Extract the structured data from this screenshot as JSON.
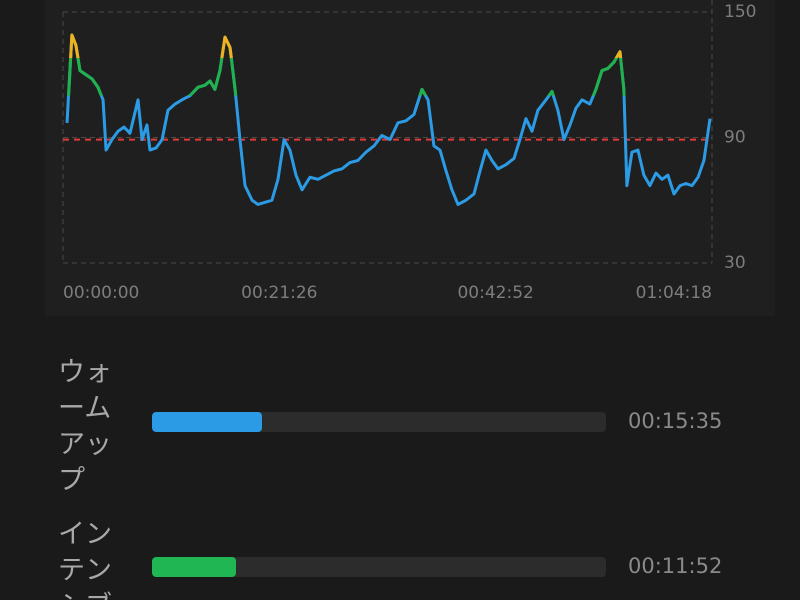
{
  "chart_data": {
    "type": "line",
    "x": [
      24,
      53,
      77,
      101,
      137,
      173,
      208,
      238,
      256,
      291,
      327,
      363,
      398,
      446,
      470,
      499,
      517,
      553,
      589,
      624,
      666,
      707,
      755,
      802,
      844,
      874,
      903,
      933,
      963,
      993,
      1023,
      1052,
      1082,
      1124,
      1159,
      1201,
      1242,
      1278,
      1314,
      1349,
      1385,
      1421,
      1468,
      1516,
      1563,
      1611,
      1658,
      1706,
      1753,
      1801,
      1849,
      1896,
      1944,
      1991,
      2039,
      2086,
      2134,
      2170,
      2205,
      2241,
      2277,
      2312,
      2348,
      2395,
      2443,
      2479,
      2514,
      2550,
      2586,
      2633,
      2681,
      2716,
      2752,
      2788,
      2823,
      2871,
      2907,
      2942,
      2978,
      3014,
      3049,
      3085,
      3132,
      3168,
      3204,
      3239,
      3275,
      3311,
      3334,
      3352,
      3382,
      3418,
      3453,
      3489,
      3525,
      3561,
      3596,
      3632,
      3668,
      3703,
      3739,
      3775,
      3810,
      3846
    ],
    "series": [
      {
        "color": "#2c9be6",
        "values": [
          97,
          139,
          134,
          122,
          120,
          118,
          114,
          108,
          84,
          89,
          93,
          95,
          92,
          108,
          89,
          96,
          84,
          85,
          89,
          103,
          106,
          108,
          110,
          114,
          115,
          117,
          113,
          122,
          138,
          133,
          113,
          89,
          67,
          60,
          58,
          59,
          60,
          70,
          89,
          84,
          72,
          65,
          71,
          70,
          72,
          74,
          75,
          78,
          79,
          83,
          86,
          91,
          89,
          97,
          98,
          101,
          113,
          108,
          86,
          84,
          74,
          65,
          58,
          60,
          63,
          74,
          84,
          79,
          75,
          77,
          80,
          89,
          99,
          93,
          103,
          108,
          112,
          103,
          89,
          96,
          104,
          108,
          106,
          113,
          122,
          123,
          126,
          131,
          113,
          67,
          83,
          84,
          72,
          67,
          73,
          70,
          72,
          63,
          67,
          68,
          67,
          71,
          79,
          99
        ]
      }
    ],
    "color_bands": [
      {
        "from": 110,
        "color": "#22b24c"
      },
      {
        "from": 128,
        "color": "#f0b020"
      }
    ],
    "reference_line": {
      "value": 89,
      "color": "#e03a3a"
    },
    "xlim": [
      0,
      3858
    ],
    "xticks": [
      {
        "value": 0,
        "label": "00:00:00"
      },
      {
        "value": 1286,
        "label": "00:21:26"
      },
      {
        "value": 2572,
        "label": "00:42:52"
      },
      {
        "value": 3858,
        "label": "01:04:18"
      }
    ],
    "ylim": [
      30,
      150
    ],
    "yticks": [
      30,
      90,
      150
    ]
  },
  "zones": [
    {
      "name": "ウォームアップ",
      "color": "#2c9be6",
      "duration": {
        "value": 935,
        "label": "00:15:35"
      }
    },
    {
      "name": "インテンシブ",
      "color": "#1fb653",
      "duration": {
        "value": 712,
        "label": "00:11:52"
      }
    }
  ]
}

★ ★ ★ ★ ★ ★ ★

▶ Task to complete: Read the entries above, then pull out the lines that include "label".

▶ Written solution:
        "label": "00:00:00"
        "label": "00:21:26"
        "label": "00:42:52"
        "label": "01:04:18"
        "label": "00:15:35"
        "label": "00:11:52"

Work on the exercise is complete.